Your task is to copy the material exactly.

........

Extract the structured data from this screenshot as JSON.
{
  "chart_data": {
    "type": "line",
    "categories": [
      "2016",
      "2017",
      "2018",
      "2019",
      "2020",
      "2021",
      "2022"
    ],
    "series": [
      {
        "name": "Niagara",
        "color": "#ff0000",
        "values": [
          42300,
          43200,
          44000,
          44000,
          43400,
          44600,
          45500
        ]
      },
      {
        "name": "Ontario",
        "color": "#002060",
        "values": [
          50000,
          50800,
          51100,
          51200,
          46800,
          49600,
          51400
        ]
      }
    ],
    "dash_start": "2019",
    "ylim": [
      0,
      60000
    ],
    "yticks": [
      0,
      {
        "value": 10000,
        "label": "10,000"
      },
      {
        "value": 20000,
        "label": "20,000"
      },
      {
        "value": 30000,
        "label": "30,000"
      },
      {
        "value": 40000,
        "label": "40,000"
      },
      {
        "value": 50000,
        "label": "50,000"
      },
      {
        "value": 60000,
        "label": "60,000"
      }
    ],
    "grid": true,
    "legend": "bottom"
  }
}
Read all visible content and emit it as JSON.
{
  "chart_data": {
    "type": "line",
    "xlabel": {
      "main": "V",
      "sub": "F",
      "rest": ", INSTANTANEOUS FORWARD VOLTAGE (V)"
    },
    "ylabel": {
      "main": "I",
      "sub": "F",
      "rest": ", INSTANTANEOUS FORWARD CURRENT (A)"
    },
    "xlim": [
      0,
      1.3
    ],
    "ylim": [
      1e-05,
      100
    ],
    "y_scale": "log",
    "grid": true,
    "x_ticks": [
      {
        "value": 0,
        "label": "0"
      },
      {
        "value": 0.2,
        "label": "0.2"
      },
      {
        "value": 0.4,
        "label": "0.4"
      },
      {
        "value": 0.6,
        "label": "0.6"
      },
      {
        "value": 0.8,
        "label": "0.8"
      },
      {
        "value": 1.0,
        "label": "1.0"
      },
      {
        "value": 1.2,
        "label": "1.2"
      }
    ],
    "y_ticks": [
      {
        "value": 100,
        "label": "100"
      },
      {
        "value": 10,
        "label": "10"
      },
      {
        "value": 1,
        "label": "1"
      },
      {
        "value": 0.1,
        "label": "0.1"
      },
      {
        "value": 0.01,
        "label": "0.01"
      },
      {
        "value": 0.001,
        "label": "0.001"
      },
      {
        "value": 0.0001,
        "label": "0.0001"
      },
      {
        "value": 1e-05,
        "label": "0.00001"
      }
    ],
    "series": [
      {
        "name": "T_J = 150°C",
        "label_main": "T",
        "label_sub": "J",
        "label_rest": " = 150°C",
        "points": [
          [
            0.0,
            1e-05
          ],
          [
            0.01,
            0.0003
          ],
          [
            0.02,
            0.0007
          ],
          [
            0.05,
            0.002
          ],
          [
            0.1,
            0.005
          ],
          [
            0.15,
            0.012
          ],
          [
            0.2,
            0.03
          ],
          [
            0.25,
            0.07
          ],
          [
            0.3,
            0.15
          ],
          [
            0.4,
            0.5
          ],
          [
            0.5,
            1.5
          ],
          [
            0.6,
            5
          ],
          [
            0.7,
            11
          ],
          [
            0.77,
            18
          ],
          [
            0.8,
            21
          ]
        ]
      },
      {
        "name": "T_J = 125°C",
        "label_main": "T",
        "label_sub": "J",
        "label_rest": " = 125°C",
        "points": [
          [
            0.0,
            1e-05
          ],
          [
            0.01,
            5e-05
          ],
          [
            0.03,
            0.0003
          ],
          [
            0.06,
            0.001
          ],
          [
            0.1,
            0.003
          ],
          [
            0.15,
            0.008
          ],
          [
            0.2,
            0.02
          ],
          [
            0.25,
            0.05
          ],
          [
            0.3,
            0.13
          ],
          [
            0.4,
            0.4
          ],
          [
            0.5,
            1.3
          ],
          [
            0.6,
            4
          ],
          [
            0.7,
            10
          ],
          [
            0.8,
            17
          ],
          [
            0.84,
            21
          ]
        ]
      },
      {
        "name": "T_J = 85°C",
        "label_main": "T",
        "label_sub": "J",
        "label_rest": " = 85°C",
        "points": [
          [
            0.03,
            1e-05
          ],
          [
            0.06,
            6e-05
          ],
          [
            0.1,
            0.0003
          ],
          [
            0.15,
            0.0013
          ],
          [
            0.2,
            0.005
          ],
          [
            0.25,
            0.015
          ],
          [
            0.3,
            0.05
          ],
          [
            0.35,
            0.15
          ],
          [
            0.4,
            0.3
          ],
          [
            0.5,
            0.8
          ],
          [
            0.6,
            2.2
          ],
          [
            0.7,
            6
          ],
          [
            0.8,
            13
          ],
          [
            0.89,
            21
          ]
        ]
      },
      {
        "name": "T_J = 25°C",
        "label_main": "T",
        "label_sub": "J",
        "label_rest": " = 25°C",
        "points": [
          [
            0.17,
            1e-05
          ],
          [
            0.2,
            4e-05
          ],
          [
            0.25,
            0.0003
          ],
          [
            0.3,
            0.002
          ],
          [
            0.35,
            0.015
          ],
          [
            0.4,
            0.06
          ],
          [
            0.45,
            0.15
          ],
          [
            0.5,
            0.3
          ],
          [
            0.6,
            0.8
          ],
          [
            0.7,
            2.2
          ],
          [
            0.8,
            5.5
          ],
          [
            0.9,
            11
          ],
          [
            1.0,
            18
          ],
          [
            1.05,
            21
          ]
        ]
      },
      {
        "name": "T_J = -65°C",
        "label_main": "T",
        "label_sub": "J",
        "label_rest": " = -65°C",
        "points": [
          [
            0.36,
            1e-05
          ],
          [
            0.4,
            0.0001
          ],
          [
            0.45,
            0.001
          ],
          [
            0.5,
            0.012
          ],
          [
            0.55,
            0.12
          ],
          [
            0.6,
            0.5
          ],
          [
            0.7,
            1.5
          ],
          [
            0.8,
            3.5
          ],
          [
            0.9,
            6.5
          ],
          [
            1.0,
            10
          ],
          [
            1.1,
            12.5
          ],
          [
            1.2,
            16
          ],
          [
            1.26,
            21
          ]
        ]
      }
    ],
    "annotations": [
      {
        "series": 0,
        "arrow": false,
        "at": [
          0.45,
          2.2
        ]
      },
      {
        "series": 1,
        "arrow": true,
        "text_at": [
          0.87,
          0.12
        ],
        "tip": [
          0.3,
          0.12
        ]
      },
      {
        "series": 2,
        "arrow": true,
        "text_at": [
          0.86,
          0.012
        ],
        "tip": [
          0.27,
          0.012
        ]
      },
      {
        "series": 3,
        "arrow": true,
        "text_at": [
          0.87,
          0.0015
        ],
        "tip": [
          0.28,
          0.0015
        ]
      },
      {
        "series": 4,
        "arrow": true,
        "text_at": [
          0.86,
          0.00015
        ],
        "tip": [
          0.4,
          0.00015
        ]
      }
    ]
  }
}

........

▶ Answer to the exercise:
Extract the structured data from this screenshot as JSON.
{
  "chart_data": {
    "type": "line",
    "categories": [
      "2016",
      "2017",
      "2018",
      "2019",
      "2020",
      "2021",
      "2022"
    ],
    "series": [
      {
        "name": "Niagara",
        "color": "#ff0000",
        "values": [
          42300,
          43200,
          44000,
          44000,
          43400,
          44600,
          45500
        ]
      },
      {
        "name": "Ontario",
        "color": "#002060",
        "values": [
          50000,
          50800,
          51100,
          51200,
          46800,
          49600,
          51400
        ]
      }
    ],
    "dash_start": "2019",
    "ylim": [
      0,
      60000
    ],
    "yticks": [
      0,
      {
        "value": 10000,
        "label": "10,000"
      },
      {
        "value": 20000,
        "label": "20,000"
      },
      {
        "value": 30000,
        "label": "30,000"
      },
      {
        "value": 40000,
        "label": "40,000"
      },
      {
        "value": 50000,
        "label": "50,000"
      },
      {
        "value": 60000,
        "label": "60,000"
      }
    ],
    "grid": true,
    "legend": "bottom"
  }
}
Read all visible content and emit it as JSON.
{
  "chart_data": {
    "type": "line",
    "xlabel": {
      "main": "V",
      "sub": "F",
      "rest": ", INSTANTANEOUS FORWARD VOLTAGE (V)"
    },
    "ylabel": {
      "main": "I",
      "sub": "F",
      "rest": ", INSTANTANEOUS FORWARD CURRENT (A)"
    },
    "xlim": [
      0,
      1.3
    ],
    "ylim": [
      1e-05,
      100
    ],
    "y_scale": "log",
    "grid": true,
    "x_ticks": [
      {
        "value": 0,
        "label": "0"
      },
      {
        "value": 0.2,
        "label": "0.2"
      },
      {
        "value": 0.4,
        "label": "0.4"
      },
      {
        "value": 0.6,
        "label": "0.6"
      },
      {
        "value": 0.8,
        "label": "0.8"
      },
      {
        "value": 1.0,
        "label": "1.0"
      },
      {
        "value": 1.2,
        "label": "1.2"
      }
    ],
    "y_ticks": [
      {
        "value": 100,
        "label": "100"
      },
      {
        "value": 10,
        "label": "10"
      },
      {
        "value": 1,
        "label": "1"
      },
      {
        "value": 0.1,
        "label": "0.1"
      },
      {
        "value": 0.01,
        "label": "0.01"
      },
      {
        "value": 0.001,
        "label": "0.001"
      },
      {
        "value": 0.0001,
        "label": "0.0001"
      },
      {
        "value": 1e-05,
        "label": "0.00001"
      }
    ],
    "series": [
      {
        "name": "T_J = 150°C",
        "label_main": "T",
        "label_sub": "J",
        "label_rest": " = 150°C",
        "points": [
          [
            0.0,
            1e-05
          ],
          [
            0.01,
            0.0003
          ],
          [
            0.02,
            0.0007
          ],
          [
            0.05,
            0.002
          ],
          [
            0.1,
            0.005
          ],
          [
            0.15,
            0.012
          ],
          [
            0.2,
            0.03
          ],
          [
            0.25,
            0.07
          ],
          [
            0.3,
            0.15
          ],
          [
            0.4,
            0.5
          ],
          [
            0.5,
            1.5
          ],
          [
            0.6,
            5
          ],
          [
            0.7,
            11
          ],
          [
            0.77,
            18
          ],
          [
            0.8,
            21
          ]
        ]
      },
      {
        "name": "T_J = 125°C",
        "label_main": "T",
        "label_sub": "J",
        "label_rest": " = 125°C",
        "points": [
          [
            0.0,
            1e-05
          ],
          [
            0.01,
            5e-05
          ],
          [
            0.03,
            0.0003
          ],
          [
            0.06,
            0.001
          ],
          [
            0.1,
            0.003
          ],
          [
            0.15,
            0.008
          ],
          [
            0.2,
            0.02
          ],
          [
            0.25,
            0.05
          ],
          [
            0.3,
            0.13
          ],
          [
            0.4,
            0.4
          ],
          [
            0.5,
            1.3
          ],
          [
            0.6,
            4
          ],
          [
            0.7,
            10
          ],
          [
            0.8,
            17
          ],
          [
            0.84,
            21
          ]
        ]
      },
      {
        "name": "T_J = 85°C",
        "label_main": "T",
        "label_sub": "J",
        "label_rest": " = 85°C",
        "points": [
          [
            0.03,
            1e-05
          ],
          [
            0.06,
            6e-05
          ],
          [
            0.1,
            0.0003
          ],
          [
            0.15,
            0.0013
          ],
          [
            0.2,
            0.005
          ],
          [
            0.25,
            0.015
          ],
          [
            0.3,
            0.05
          ],
          [
            0.35,
            0.15
          ],
          [
            0.4,
            0.3
          ],
          [
            0.5,
            0.8
          ],
          [
            0.6,
            2.2
          ],
          [
            0.7,
            6
          ],
          [
            0.8,
            13
          ],
          [
            0.89,
            21
          ]
        ]
      },
      {
        "name": "T_J = 25°C",
        "label_main": "T",
        "label_sub": "J",
        "label_rest": " = 25°C",
        "points": [
          [
            0.17,
            1e-05
          ],
          [
            0.2,
            4e-05
          ],
          [
            0.25,
            0.0003
          ],
          [
            0.3,
            0.002
          ],
          [
            0.35,
            0.015
          ],
          [
            0.4,
            0.06
          ],
          [
            0.45,
            0.15
          ],
          [
            0.5,
            0.3
          ],
          [
            0.6,
            0.8
          ],
          [
            0.7,
            2.2
          ],
          [
            0.8,
            5.5
          ],
          [
            0.9,
            11
          ],
          [
            1.0,
            18
          ],
          [
            1.05,
            21
          ]
        ]
      },
      {
        "name": "T_J = -65°C",
        "label_main": "T",
        "label_sub": "J",
        "label_rest": " = -65°C",
        "points": [
          [
            0.36,
            1e-05
          ],
          [
            0.4,
            0.0001
          ],
          [
            0.45,
            0.001
          ],
          [
            0.5,
            0.012
          ],
          [
            0.55,
            0.12
          ],
          [
            0.6,
            0.5
          ],
          [
            0.7,
            1.5
          ],
          [
            0.8,
            3.5
          ],
          [
            0.9,
            6.5
          ],
          [
            1.0,
            10
          ],
          [
            1.1,
            12.5
          ],
          [
            1.2,
            16
          ],
          [
            1.26,
            21
          ]
        ]
      }
    ],
    "annotations": [
      {
        "series": 0,
        "arrow": false,
        "at": [
          0.45,
          2.2
        ]
      },
      {
        "series": 1,
        "arrow": true,
        "text_at": [
          0.87,
          0.12
        ],
        "tip": [
          0.3,
          0.12
        ]
      },
      {
        "series": 2,
        "arrow": true,
        "text_at": [
          0.86,
          0.012
        ],
        "tip": [
          0.27,
          0.012
        ]
      },
      {
        "series": 3,
        "arrow": true,
        "text_at": [
          0.87,
          0.0015
        ],
        "tip": [
          0.28,
          0.0015
        ]
      },
      {
        "series": 4,
        "arrow": true,
        "text_at": [
          0.86,
          0.00015
        ],
        "tip": [
          0.4,
          0.00015
        ]
      }
    ]
  }
}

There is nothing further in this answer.